BEGIN DATA SHOWN
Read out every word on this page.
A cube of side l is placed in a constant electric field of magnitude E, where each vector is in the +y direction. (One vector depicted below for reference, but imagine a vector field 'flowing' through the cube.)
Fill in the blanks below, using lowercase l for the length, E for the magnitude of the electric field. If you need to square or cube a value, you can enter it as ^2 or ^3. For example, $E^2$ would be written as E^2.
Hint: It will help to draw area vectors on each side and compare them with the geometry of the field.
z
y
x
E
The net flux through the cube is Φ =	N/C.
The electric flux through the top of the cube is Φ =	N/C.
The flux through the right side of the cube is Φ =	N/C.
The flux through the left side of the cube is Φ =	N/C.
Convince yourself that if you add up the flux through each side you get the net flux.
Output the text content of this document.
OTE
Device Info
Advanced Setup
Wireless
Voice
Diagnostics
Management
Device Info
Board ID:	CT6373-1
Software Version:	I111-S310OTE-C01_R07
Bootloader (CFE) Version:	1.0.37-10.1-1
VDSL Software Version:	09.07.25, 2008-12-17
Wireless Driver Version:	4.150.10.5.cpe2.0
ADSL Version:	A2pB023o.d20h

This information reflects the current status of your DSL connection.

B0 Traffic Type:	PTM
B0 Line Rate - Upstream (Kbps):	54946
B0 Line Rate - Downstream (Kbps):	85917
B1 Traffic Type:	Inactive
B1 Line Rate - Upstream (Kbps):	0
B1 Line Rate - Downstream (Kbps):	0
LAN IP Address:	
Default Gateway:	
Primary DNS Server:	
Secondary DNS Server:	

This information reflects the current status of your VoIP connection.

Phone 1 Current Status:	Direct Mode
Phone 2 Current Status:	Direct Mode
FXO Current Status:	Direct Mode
END DATA SHOWN
Repeat all of the entries exactly.

Read out every word on this page.
A cube of side l is placed in a constant electric field of magnitude E, where each vector is in the +y direction. (One vector depicted below for reference, but imagine a vector field 'flowing' through the cube.)
Fill in the blanks below, using lowercase l for the length, E for the magnitude of the electric field. If you need to square or cube a value, you can enter it as ^2 or ^3. For example, $E^2$ would be written as E^2.
Hint: It will help to draw area vectors on each side and compare them with the geometry of the field.
z
y
x
E
The net flux through the cube is Φ =	N/C.
The electric flux through the top of the cube is Φ =	N/C.
The flux through the right side of the cube is Φ =	N/C.
The flux through the left side of the cube is Φ =	N/C.
Convince yourself that if you add up the flux through each side you get the net flux.
Output the text content of this document.
OTE
Device Info
Advanced Setup
Wireless
Voice
Diagnostics
Management
Device Info
Board ID:	CT6373-1
Software Version:	I111-S310OTE-C01_R07
Bootloader (CFE) Version:	1.0.37-10.1-1
VDSL Software Version:	09.07.25, 2008-12-17
Wireless Driver Version:	4.150.10.5.cpe2.0
ADSL Version:	A2pB023o.d20h

This information reflects the current status of your DSL connection.

B0 Traffic Type:	PTM
B0 Line Rate - Upstream (Kbps):	54946
B0 Line Rate - Downstream (Kbps):	85917
B1 Traffic Type:	Inactive
B1 Line Rate - Upstream (Kbps):	0
B1 Line Rate - Downstream (Kbps):	0
LAN IP Address:	
Default Gateway:	
Primary DNS Server:	
Secondary DNS Server:	

This information reflects the current status of your VoIP connection.

Phone 1 Current Status:	Direct Mode
Phone 2 Current Status:	Direct Mode
FXO Current Status:	Direct Mode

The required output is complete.